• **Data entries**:
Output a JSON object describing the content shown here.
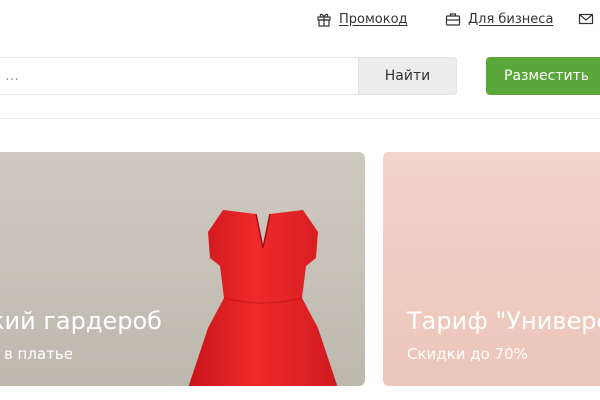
{
  "topbar": {
    "promo_label": "Промокод",
    "business_label": "Для бизнеса"
  },
  "search": {
    "placeholder": "…",
    "find_label": "Найти"
  },
  "place_button_label": "Разместить",
  "banners": [
    {
      "title": "кий гардероб",
      "subtitle": "о в платье"
    },
    {
      "title": "Тариф \"Универсальный\"",
      "subtitle": "Скидки до 70%"
    }
  ],
  "colors": {
    "accent_green": "#5aa73b",
    "text": "#333333"
  },
  "icons": {
    "promo": "gift-icon",
    "business": "briefcase-icon",
    "mail": "envelope-icon"
  }
}
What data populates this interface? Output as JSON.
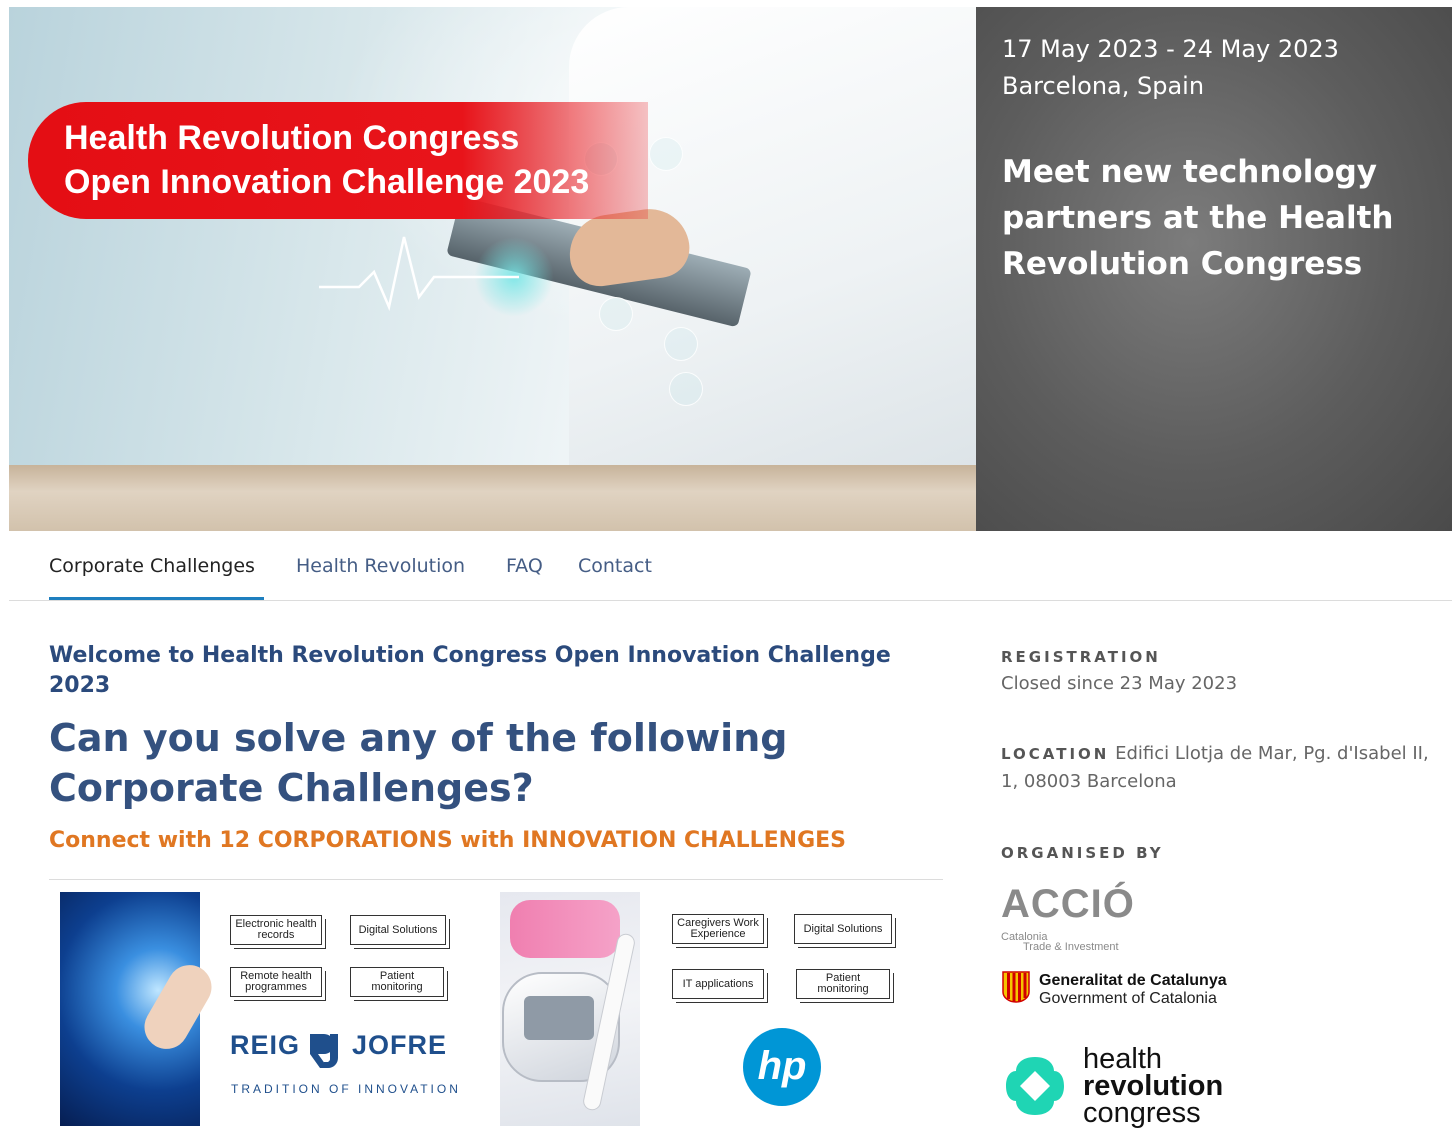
{
  "hero": {
    "badge_line1": "Health Revolution Congress",
    "badge_line2": "Open Innovation Challenge 2023",
    "dates": "17 May 2023 - 24 May 2023",
    "location": "Barcelona, Spain",
    "tagline": "Meet new technology partners at the Health Revolution Congress",
    "badge_color": "#e40e14"
  },
  "nav": {
    "tabs": [
      {
        "label": "Corporate Challenges",
        "active": true
      },
      {
        "label": "Health Revolution",
        "active": false
      },
      {
        "label": "FAQ",
        "active": false
      },
      {
        "label": "Contact",
        "active": false
      }
    ],
    "active_underline_color": "#1e7fbf"
  },
  "main": {
    "welcome": "Welcome to Health Revolution Congress Open Innovation Challenge 2023",
    "headline": "Can you solve any of the following Corporate Challenges?",
    "connect": "Connect with 12 CORPORATIONS with INNOVATION CHALLENGES",
    "cards": [
      {
        "company": "REIG JOFRE",
        "company_part1": "REIG",
        "company_part2": "JOFRE",
        "company_tagline": "TRADITION OF INNOVATION",
        "chips": [
          "Electronic health records",
          "Digital Solutions",
          "Remote health programmes",
          "Patient monitoring"
        ]
      },
      {
        "company": "hp",
        "chips": [
          "Caregivers Work Experience",
          "Digital Solutions",
          "IT applications",
          "Patient monitoring"
        ]
      }
    ]
  },
  "sidebar": {
    "registration_label": "REGISTRATION",
    "registration_value": "Closed since 23 May 2023",
    "location_label": "LOCATION",
    "location_value": "Edifici Llotja de Mar, Pg. d'Isabel II, 1, 08003 Barcelona",
    "organised_label": "ORGANISED BY",
    "organisers": {
      "accio": {
        "name": "ACCIÓ",
        "sub1": "Catalonia",
        "sub2": "Trade & Investment"
      },
      "gencat": {
        "line1": "Generalitat de Catalunya",
        "line2": "Government of Catalonia"
      },
      "hrc": {
        "line1": "health",
        "line2": "revolution",
        "line3": "congress",
        "color": "#1fd5b4"
      }
    }
  }
}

• **EXERCISE AIM**: Each line above is to be copied verbatim. Drop any image from the copy.

• **RESULT OF THIS TASK**:
Output a JSON object describing the content shown here.
{
  "topbar": {
    "promo_label": "Промокод",
    "business_label": "Для бизнеса"
  },
  "search": {
    "placeholder": "…",
    "find_label": "Найти"
  },
  "place_button_label": "Разместить",
  "banners": [
    {
      "title": "кий гардероб",
      "subtitle": "о в платье"
    },
    {
      "title": "Тариф \"Универсальный\"",
      "subtitle": "Скидки до 70%"
    }
  ],
  "colors": {
    "accent_green": "#5aa73b",
    "text": "#333333"
  },
  "icons": {
    "promo": "gift-icon",
    "business": "briefcase-icon",
    "mail": "envelope-icon"
  }
}
What data populates this interface? Output as JSON.
{
  "hero": {
    "badge_line1": "Health Revolution Congress",
    "badge_line2": "Open Innovation Challenge 2023",
    "dates": "17 May 2023 - 24 May 2023",
    "location": "Barcelona, Spain",
    "tagline": "Meet new technology partners at the Health Revolution Congress",
    "badge_color": "#e40e14"
  },
  "nav": {
    "tabs": [
      {
        "label": "Corporate Challenges",
        "active": true
      },
      {
        "label": "Health Revolution",
        "active": false
      },
      {
        "label": "FAQ",
        "active": false
      },
      {
        "label": "Contact",
        "active": false
      }
    ],
    "active_underline_color": "#1e7fbf"
  },
  "main": {
    "welcome": "Welcome to Health Revolution Congress Open Innovation Challenge 2023",
    "headline": "Can you solve any of the following Corporate Challenges?",
    "connect": "Connect with 12 CORPORATIONS with INNOVATION CHALLENGES",
    "cards": [
      {
        "company": "REIG JOFRE",
        "company_part1": "REIG",
        "company_part2": "JOFRE",
        "company_tagline": "TRADITION OF INNOVATION",
        "chips": [
          "Electronic health records",
          "Digital Solutions",
          "Remote health programmes",
          "Patient monitoring"
        ]
      },
      {
        "company": "hp",
        "chips": [
          "Caregivers Work Experience",
          "Digital Solutions",
          "IT applications",
          "Patient monitoring"
        ]
      }
    ]
  },
  "sidebar": {
    "registration_label": "REGISTRATION",
    "registration_value": "Closed since 23 May 2023",
    "location_label": "LOCATION",
    "location_value": "Edifici Llotja de Mar, Pg. d'Isabel II, 1, 08003 Barcelona",
    "organised_label": "ORGANISED BY",
    "organisers": {
      "accio": {
        "name": "ACCIÓ",
        "sub1": "Catalonia",
        "sub2": "Trade & Investment"
      },
      "gencat": {
        "line1": "Generalitat de Catalunya",
        "line2": "Government of Catalonia"
      },
      "hrc": {
        "line1": "health",
        "line2": "revolution",
        "line3": "congress",
        "color": "#1fd5b4"
      }
    }
  }
}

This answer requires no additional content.